- [Objective] From the entries provided below, copy each line that contains the word "Google".

- [Recorded information]
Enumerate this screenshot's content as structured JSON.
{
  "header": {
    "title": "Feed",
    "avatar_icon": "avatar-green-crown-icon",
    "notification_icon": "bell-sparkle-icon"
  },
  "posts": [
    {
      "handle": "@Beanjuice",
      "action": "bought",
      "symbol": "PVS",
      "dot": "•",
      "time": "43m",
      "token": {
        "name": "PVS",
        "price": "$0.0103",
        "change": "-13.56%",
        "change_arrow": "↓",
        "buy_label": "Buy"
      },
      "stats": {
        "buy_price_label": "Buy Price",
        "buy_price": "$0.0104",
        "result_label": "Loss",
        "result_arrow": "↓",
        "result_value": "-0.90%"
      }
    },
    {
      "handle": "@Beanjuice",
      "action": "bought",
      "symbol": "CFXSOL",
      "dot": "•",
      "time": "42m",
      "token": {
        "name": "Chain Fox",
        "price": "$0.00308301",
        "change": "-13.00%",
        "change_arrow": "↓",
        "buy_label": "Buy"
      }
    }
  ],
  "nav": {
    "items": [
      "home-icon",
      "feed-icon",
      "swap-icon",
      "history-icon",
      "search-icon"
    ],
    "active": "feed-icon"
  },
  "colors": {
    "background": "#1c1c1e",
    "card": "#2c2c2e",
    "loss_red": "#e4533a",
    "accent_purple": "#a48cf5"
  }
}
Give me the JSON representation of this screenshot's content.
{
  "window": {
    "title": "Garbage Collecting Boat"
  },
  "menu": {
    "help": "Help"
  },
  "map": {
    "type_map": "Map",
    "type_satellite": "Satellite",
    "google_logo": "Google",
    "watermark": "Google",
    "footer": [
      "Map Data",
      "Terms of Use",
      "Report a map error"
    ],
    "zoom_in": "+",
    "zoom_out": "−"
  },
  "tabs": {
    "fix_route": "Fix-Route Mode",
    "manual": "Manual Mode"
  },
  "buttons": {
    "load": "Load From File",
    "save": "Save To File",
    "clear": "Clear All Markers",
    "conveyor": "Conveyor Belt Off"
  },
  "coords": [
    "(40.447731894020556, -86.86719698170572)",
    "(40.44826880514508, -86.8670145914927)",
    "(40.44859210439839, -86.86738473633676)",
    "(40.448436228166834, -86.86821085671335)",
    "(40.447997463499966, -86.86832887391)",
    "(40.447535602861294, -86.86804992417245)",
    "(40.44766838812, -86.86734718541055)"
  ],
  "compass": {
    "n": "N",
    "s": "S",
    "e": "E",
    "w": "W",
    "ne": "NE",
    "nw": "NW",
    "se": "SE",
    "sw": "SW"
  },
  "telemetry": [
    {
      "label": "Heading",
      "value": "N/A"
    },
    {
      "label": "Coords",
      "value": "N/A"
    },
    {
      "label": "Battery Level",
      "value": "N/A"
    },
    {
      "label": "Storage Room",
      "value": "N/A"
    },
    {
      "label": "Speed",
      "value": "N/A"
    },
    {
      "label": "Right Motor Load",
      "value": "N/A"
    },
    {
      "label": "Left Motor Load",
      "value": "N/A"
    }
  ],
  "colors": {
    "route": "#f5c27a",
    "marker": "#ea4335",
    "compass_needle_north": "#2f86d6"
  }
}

* * *

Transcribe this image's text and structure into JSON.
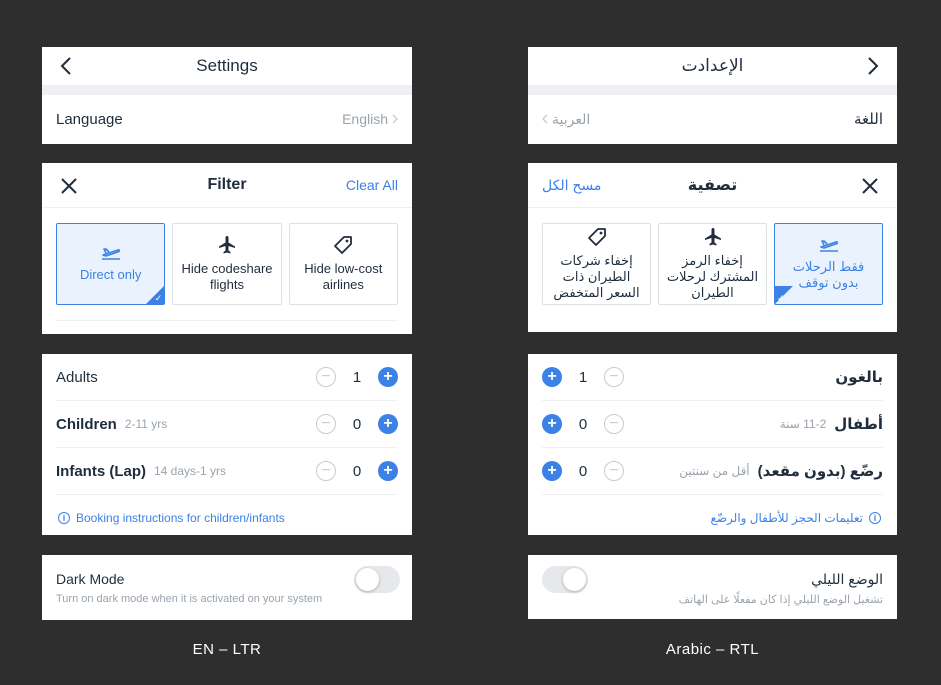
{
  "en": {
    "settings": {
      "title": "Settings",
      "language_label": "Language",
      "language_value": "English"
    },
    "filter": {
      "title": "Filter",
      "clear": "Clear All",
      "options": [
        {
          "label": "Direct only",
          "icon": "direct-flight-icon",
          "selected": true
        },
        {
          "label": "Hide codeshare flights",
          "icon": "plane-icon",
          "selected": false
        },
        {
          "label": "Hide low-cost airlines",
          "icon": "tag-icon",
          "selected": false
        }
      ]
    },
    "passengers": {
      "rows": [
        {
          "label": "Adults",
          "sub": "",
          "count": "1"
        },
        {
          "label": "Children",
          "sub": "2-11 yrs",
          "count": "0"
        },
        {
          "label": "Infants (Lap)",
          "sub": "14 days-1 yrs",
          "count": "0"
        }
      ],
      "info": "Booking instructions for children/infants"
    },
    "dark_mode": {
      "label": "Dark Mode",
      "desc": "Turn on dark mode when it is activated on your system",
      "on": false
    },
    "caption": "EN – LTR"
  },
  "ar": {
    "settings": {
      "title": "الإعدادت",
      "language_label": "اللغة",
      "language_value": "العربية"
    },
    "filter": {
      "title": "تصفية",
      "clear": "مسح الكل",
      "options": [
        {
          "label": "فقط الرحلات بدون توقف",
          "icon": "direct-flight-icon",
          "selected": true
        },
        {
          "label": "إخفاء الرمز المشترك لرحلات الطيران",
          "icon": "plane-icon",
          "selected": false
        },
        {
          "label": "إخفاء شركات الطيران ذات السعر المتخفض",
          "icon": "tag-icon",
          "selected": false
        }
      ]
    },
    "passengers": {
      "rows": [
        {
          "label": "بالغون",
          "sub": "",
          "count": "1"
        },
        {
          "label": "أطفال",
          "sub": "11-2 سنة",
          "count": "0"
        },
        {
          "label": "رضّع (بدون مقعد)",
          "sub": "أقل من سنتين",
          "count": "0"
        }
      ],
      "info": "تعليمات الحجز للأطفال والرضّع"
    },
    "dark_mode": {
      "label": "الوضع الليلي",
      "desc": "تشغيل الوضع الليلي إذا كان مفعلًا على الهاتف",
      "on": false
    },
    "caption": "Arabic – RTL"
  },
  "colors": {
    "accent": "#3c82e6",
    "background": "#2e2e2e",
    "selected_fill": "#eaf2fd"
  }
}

- [Response]
    "google_logo": "Google",
    "watermark": "Google",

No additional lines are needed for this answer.